Scan the data below. Pull out each line where "năng" occurs.

[Source data]
BEGIN
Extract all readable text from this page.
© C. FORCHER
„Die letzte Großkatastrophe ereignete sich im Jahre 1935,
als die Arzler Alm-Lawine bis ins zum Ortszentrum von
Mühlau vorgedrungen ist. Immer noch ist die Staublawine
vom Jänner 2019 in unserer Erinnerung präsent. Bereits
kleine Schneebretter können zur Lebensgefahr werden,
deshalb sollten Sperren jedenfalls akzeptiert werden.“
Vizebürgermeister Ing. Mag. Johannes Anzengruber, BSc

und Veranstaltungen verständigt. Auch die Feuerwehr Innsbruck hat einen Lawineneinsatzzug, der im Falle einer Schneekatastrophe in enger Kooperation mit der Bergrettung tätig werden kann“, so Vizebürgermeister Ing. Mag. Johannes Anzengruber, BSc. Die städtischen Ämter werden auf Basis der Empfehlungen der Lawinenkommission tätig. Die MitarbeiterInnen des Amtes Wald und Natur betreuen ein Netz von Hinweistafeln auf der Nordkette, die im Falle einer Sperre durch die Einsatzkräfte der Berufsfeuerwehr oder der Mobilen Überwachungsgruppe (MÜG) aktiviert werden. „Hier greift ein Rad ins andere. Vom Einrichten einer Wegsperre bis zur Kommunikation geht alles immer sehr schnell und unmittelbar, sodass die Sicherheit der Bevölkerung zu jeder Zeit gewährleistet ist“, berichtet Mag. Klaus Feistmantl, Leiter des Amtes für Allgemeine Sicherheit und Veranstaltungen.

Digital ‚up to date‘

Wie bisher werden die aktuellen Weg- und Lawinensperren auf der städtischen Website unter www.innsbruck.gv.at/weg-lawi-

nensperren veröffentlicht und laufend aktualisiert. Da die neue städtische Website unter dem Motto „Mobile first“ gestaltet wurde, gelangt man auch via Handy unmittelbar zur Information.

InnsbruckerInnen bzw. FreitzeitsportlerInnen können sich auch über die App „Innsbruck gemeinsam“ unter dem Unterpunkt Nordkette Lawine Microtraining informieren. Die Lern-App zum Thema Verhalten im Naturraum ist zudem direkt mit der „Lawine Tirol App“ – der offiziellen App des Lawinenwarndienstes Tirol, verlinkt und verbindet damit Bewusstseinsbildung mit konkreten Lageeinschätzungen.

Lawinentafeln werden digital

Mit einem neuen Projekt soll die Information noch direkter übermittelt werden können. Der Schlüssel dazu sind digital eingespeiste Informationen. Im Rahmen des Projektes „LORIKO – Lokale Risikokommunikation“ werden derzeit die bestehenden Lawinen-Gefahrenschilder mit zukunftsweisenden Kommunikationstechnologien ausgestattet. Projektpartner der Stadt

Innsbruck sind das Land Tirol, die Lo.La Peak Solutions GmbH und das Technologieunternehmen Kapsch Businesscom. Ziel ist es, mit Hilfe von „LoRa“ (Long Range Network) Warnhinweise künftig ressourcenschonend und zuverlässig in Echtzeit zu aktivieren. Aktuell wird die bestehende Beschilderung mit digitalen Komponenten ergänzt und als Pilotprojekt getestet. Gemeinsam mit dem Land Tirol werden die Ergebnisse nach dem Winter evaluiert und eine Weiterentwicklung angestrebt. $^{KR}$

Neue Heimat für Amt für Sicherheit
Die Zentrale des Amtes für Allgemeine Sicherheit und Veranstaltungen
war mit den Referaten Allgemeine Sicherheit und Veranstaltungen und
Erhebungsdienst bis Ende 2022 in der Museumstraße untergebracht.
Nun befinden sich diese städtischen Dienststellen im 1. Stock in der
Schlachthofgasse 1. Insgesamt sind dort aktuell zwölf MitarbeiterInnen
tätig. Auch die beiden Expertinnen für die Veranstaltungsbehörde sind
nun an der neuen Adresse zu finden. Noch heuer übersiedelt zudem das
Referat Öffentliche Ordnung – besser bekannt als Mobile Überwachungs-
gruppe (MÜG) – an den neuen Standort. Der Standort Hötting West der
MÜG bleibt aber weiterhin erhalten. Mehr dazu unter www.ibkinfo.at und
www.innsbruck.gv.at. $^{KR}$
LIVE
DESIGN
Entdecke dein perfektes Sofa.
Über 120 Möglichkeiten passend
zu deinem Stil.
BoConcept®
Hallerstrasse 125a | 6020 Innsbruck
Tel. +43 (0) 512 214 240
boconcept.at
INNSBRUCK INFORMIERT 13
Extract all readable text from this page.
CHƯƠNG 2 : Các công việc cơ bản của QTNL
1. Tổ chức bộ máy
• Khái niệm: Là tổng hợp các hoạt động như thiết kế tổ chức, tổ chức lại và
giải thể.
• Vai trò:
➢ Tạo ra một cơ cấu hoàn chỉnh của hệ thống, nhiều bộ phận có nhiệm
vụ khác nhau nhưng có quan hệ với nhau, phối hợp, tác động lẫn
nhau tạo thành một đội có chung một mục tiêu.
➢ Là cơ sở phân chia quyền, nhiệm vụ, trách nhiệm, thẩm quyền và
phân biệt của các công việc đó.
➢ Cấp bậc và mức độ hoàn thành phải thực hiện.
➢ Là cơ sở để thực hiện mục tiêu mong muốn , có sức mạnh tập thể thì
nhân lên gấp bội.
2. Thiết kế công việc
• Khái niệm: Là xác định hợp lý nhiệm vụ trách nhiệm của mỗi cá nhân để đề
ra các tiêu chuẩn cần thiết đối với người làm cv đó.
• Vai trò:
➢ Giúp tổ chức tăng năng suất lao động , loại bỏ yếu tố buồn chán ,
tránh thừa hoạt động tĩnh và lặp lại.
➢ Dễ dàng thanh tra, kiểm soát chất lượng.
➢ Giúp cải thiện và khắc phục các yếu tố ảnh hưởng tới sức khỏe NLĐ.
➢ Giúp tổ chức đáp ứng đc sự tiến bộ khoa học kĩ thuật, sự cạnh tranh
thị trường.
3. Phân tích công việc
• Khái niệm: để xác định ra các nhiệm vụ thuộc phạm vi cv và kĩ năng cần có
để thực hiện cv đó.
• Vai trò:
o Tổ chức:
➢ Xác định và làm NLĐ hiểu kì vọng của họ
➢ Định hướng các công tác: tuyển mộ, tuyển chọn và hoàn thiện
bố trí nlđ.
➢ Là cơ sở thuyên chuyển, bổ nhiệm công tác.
END
Solution to the exercise.
➢ Giúp tổ chức tăng năng suất lao động , loại bỏ yếu tố buồn chán ,
• Khái niệm: để xác định ra các nhiệm vụ thuộc phạm vi cv và kĩ năng cần có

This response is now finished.